Using the records below, locate all lines containing "expansion" and return them.
[begin Given information]
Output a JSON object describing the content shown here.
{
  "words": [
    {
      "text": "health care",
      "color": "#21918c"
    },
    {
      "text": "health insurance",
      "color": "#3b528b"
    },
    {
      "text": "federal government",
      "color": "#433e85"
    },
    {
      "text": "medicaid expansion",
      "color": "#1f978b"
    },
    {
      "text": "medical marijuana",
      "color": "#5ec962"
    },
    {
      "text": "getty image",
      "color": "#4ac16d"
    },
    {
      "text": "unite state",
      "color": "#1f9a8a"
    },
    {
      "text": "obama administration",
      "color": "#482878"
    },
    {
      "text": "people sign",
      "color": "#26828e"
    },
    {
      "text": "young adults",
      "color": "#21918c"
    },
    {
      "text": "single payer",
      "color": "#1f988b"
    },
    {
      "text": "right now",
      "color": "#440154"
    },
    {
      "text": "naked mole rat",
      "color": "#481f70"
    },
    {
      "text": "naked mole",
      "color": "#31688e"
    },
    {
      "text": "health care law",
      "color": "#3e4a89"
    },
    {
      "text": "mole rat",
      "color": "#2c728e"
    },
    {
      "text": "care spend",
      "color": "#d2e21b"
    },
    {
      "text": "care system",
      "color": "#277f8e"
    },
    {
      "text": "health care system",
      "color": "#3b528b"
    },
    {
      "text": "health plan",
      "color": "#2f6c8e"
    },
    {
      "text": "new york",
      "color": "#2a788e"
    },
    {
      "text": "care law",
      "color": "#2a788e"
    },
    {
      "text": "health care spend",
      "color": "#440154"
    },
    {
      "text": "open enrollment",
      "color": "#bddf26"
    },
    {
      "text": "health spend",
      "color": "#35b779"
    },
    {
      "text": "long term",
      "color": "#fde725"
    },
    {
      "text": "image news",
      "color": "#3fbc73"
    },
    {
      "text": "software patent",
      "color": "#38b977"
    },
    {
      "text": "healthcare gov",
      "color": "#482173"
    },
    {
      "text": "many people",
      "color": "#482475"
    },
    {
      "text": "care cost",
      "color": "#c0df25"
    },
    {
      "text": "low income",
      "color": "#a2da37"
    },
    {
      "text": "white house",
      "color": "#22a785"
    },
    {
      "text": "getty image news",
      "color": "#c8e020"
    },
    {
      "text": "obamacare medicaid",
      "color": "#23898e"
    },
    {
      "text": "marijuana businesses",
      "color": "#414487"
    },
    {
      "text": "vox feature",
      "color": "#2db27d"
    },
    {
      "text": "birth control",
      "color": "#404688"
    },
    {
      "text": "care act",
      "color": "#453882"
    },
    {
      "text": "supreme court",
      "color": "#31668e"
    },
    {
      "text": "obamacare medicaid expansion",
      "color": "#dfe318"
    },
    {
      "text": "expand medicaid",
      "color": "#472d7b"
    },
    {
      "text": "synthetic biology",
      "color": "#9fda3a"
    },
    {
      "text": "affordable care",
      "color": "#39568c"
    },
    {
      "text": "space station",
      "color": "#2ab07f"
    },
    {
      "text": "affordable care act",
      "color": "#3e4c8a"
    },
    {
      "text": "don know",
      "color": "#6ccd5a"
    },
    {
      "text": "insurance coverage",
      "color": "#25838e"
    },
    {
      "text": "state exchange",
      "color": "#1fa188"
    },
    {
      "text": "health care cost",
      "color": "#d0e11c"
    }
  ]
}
[end Given information]
[begin Given information]
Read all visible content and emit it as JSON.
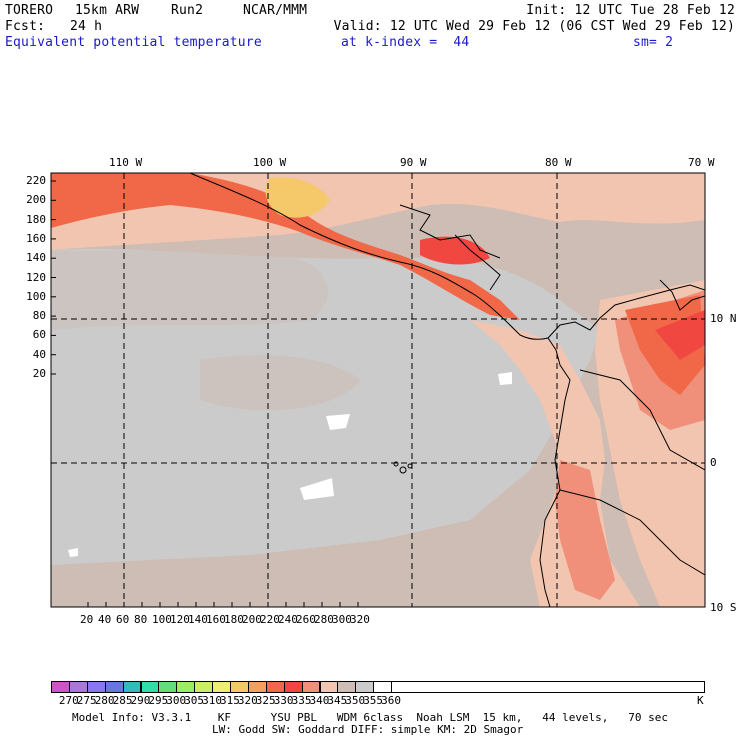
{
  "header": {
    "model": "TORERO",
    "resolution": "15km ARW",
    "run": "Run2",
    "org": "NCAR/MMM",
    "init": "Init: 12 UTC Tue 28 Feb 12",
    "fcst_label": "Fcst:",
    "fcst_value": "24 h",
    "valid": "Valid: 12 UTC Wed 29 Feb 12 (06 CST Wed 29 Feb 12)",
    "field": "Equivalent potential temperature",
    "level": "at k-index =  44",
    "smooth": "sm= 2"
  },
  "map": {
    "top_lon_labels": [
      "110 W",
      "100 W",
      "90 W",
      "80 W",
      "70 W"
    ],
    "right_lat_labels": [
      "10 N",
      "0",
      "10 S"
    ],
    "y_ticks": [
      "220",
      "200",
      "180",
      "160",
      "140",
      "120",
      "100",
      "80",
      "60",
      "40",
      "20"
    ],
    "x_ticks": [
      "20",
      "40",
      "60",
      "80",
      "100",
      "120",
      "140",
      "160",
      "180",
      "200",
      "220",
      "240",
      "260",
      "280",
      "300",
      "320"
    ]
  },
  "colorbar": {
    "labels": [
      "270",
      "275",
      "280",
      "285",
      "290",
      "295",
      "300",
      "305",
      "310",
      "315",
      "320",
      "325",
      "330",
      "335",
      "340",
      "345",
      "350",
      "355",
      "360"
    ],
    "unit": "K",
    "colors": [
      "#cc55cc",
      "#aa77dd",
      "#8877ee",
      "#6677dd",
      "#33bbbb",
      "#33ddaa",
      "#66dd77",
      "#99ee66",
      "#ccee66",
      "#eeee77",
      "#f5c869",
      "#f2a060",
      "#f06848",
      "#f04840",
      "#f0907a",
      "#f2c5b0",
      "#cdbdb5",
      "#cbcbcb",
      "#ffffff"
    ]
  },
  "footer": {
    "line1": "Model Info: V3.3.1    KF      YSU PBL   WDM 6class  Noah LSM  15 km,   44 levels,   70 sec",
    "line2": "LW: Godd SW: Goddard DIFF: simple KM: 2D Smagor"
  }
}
[end Given information]
== Solution ==
      "text": "medicaid expansion",
      "text": "obamacare medicaid expansion",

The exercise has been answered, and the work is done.